### [TASK DESCRIPTION]
Answer these questions using the attenuator post.
1. Which wavelengths does it say usually mark singlemode SFPs?
2. What does it say a received level that is too low will cause?
3. What harm to the SFP can a received level that is too high do?
** start EXCERPTED TEXT **
It would be great if you could explain a little about attenuators.

https://community.fs.com/blog/guideline-for-fixed-fiber-optic-attenuator.html

 

https://community.fs.com/blog/basics-of-fiber-optic-attenuator.html

 

some good basic reading there

 

to put it basically

 

singlemode, which 'usually' can be defined by the SFPs being 1310 or 1550nm and the patch leads being yellow its designed for long distances, usually 1km to 100km+

 

to achieved this that have to pump up the laser power and make the receiver more sensitive

over longer distances, the fibre, joints and patches will add attenuation.

 

if the the received level is too low you will get packet loss and errors, to fix that its either a higher power/longer range SFP or fix the fault in the fibre run if thats the cause

 

if the received level is too high, you can shorten the lifespan of the SFP by burnout of the receiver, the articles above say you can also introduce errors into the link, but I have questioned some of our Senior IP Engineers about that and they have never seen it, but we dont do silly things like put in 120km SFP on a 2 mt run
anywho, to fix high recieve levels, you need to attenuate the laser, hence attenuators

how do you work out what attenuator you need?
** end EXCERPTED TEXT **
** start GIVEN MATERIAL **
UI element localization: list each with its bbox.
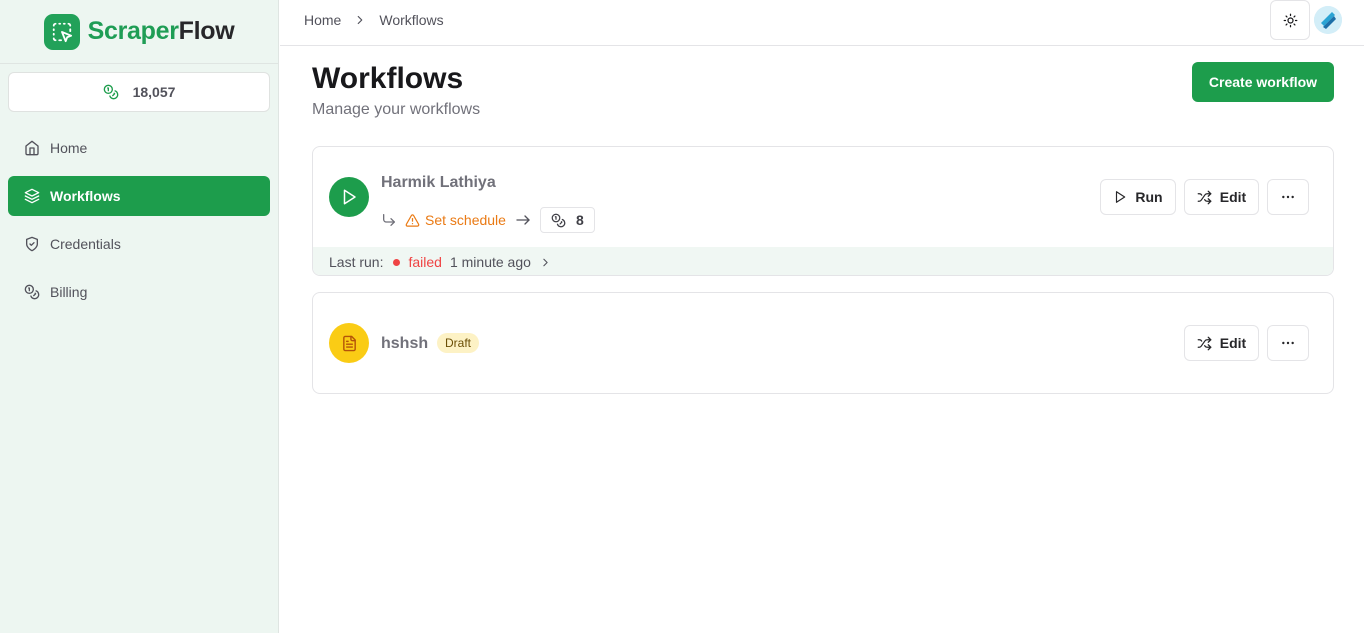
** end GIVEN MATERIAL **
### [RESULT FOR THIS EXERCISE]
1. 1310 or 1550 nm.
2. Packet loss and errors.
3. It can shorten the SFP's lifespan by burning out the receiver.